-- begin --

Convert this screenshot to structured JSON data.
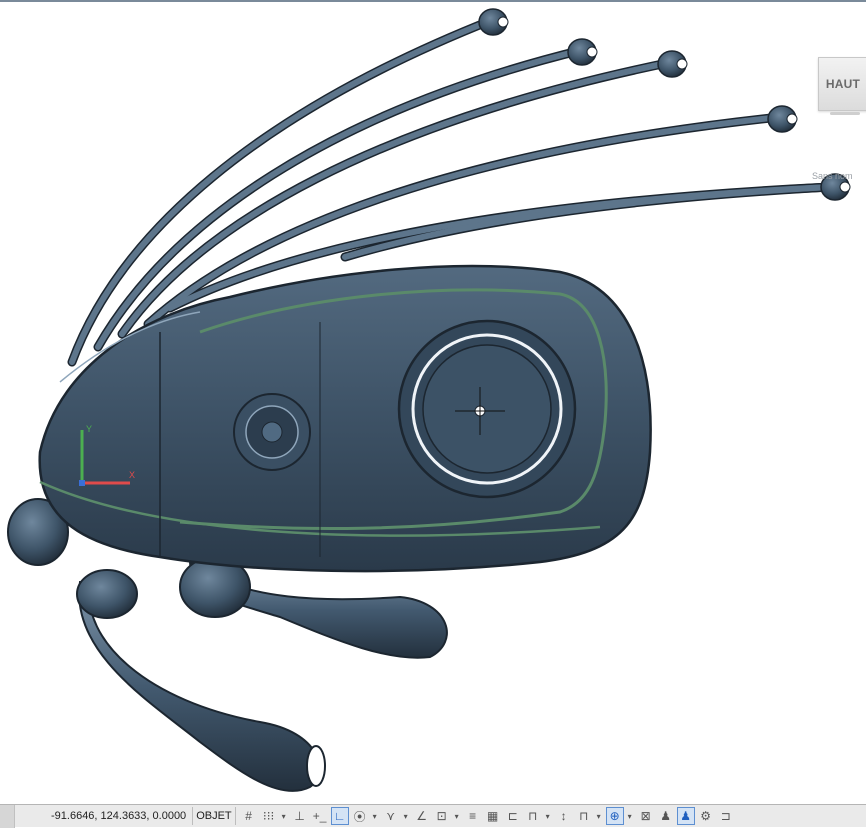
{
  "viewport": {
    "view_cube_label": "HAUT",
    "wcs_label": "Sans nom",
    "ucs_axes": {
      "x_color": "#e04b4b",
      "y_color": "#4caf50",
      "z_color": "#3a6fd8"
    },
    "model_colors": {
      "body": "#3d5266",
      "edge": "#1c2630",
      "highlight": "#8fa6bb",
      "green_stripe": "#5a8a6a"
    }
  },
  "statusbar": {
    "coordinates": "-91.6646, 124.3633, 0.0000",
    "objet_label": "OBJET",
    "tools": [
      {
        "name": "grid-icon",
        "glyph": "#",
        "active": false,
        "caret": false
      },
      {
        "name": "snap-icon",
        "glyph": "⁝⁝⁝",
        "active": false,
        "caret": true
      },
      {
        "name": "infer-icon",
        "glyph": "⊥",
        "active": false,
        "caret": false
      },
      {
        "name": "dynamic-input-icon",
        "glyph": "+_",
        "active": false,
        "caret": false
      },
      {
        "name": "ortho-icon",
        "glyph": "∟",
        "active": true,
        "caret": false
      },
      {
        "name": "polar-icon",
        "glyph": "⦿",
        "active": false,
        "caret": true
      },
      {
        "name": "isodraft-icon",
        "glyph": "⋎",
        "active": false,
        "caret": true
      },
      {
        "name": "object-snap-tracking-icon",
        "glyph": "∠",
        "active": false,
        "caret": false
      },
      {
        "name": "object-snap-icon",
        "glyph": "⊡",
        "active": false,
        "caret": true
      },
      {
        "name": "lineweight-icon",
        "glyph": "≡",
        "active": false,
        "caret": false
      },
      {
        "name": "transparency-icon",
        "glyph": "▦",
        "active": false,
        "caret": false
      },
      {
        "name": "selection-cycling-icon",
        "glyph": "⊏",
        "active": false,
        "caret": false
      },
      {
        "name": "3d-osnap-icon",
        "glyph": "⊓",
        "active": false,
        "caret": true
      },
      {
        "name": "dynamic-ucs-icon",
        "glyph": "↕",
        "active": false,
        "caret": false
      },
      {
        "name": "selection-filter-icon",
        "glyph": "⊓",
        "active": false,
        "caret": true
      },
      {
        "name": "gizmo-icon",
        "glyph": "⊕",
        "active": true,
        "caret": true
      },
      {
        "name": "annotation-visibility-icon",
        "glyph": "⊠",
        "active": false,
        "caret": false
      },
      {
        "name": "annotation-scale-icon",
        "glyph": "♟",
        "active": false,
        "caret": false
      },
      {
        "name": "auto-scale-icon",
        "glyph": "♟",
        "active": true,
        "caret": false
      },
      {
        "name": "workspace-icon",
        "glyph": "⚙",
        "active": false,
        "caret": false
      },
      {
        "name": "lock-ui-icon",
        "glyph": "⊐",
        "active": false,
        "caret": false
      }
    ]
  }
}
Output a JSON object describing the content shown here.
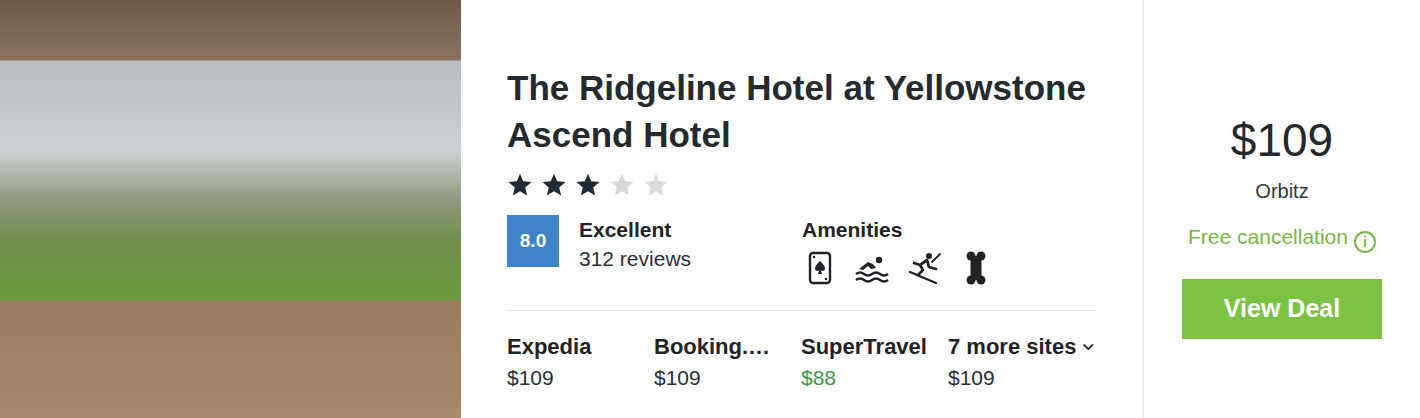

-- end --

## AIM OF THE EXERCISE
Leave out the pictures and give the rest of the records again exactly.

## ANSWER FOR THE TASK
Convert this screenshot to structured JSON data.
{
  "viewport": {
    "view_cube_label": "HAUT",
    "wcs_label": "Sans nom",
    "ucs_axes": {
      "x_color": "#e04b4b",
      "y_color": "#4caf50",
      "z_color": "#3a6fd8"
    },
    "model_colors": {
      "body": "#3d5266",
      "edge": "#1c2630",
      "highlight": "#8fa6bb",
      "green_stripe": "#5a8a6a"
    }
  },
  "statusbar": {
    "coordinates": "-91.6646, 124.3633, 0.0000",
    "objet_label": "OBJET",
    "tools": [
      {
        "name": "grid-icon",
        "glyph": "#",
        "active": false,
        "caret": false
      },
      {
        "name": "snap-icon",
        "glyph": "⁝⁝⁝",
        "active": false,
        "caret": true
      },
      {
        "name": "infer-icon",
        "glyph": "⊥",
        "active": false,
        "caret": false
      },
      {
        "name": "dynamic-input-icon",
        "glyph": "+_",
        "active": false,
        "caret": false
      },
      {
        "name": "ortho-icon",
        "glyph": "∟",
        "active": true,
        "caret": false
      },
      {
        "name": "polar-icon",
        "glyph": "⦿",
        "active": false,
        "caret": true
      },
      {
        "name": "isodraft-icon",
        "glyph": "⋎",
        "active": false,
        "caret": true
      },
      {
        "name": "object-snap-tracking-icon",
        "glyph": "∠",
        "active": false,
        "caret": false
      },
      {
        "name": "object-snap-icon",
        "glyph": "⊡",
        "active": false,
        "caret": true
      },
      {
        "name": "lineweight-icon",
        "glyph": "≡",
        "active": false,
        "caret": false
      },
      {
        "name": "transparency-icon",
        "glyph": "▦",
        "active": false,
        "caret": false
      },
      {
        "name": "selection-cycling-icon",
        "glyph": "⊏",
        "active": false,
        "caret": false
      },
      {
        "name": "3d-osnap-icon",
        "glyph": "⊓",
        "active": false,
        "caret": true
      },
      {
        "name": "dynamic-ucs-icon",
        "glyph": "↕",
        "active": false,
        "caret": false
      },
      {
        "name": "selection-filter-icon",
        "glyph": "⊓",
        "active": false,
        "caret": true
      },
      {
        "name": "gizmo-icon",
        "glyph": "⊕",
        "active": true,
        "caret": true
      },
      {
        "name": "annotation-visibility-icon",
        "glyph": "⊠",
        "active": false,
        "caret": false
      },
      {
        "name": "annotation-scale-icon",
        "glyph": "♟",
        "active": false,
        "caret": false
      },
      {
        "name": "auto-scale-icon",
        "glyph": "♟",
        "active": true,
        "caret": false
      },
      {
        "name": "workspace-icon",
        "glyph": "⚙",
        "active": false,
        "caret": false
      },
      {
        "name": "lock-ui-icon",
        "glyph": "⊐",
        "active": false,
        "caret": false
      }
    ]
  }
}
Output a JSON object describing the content shown here.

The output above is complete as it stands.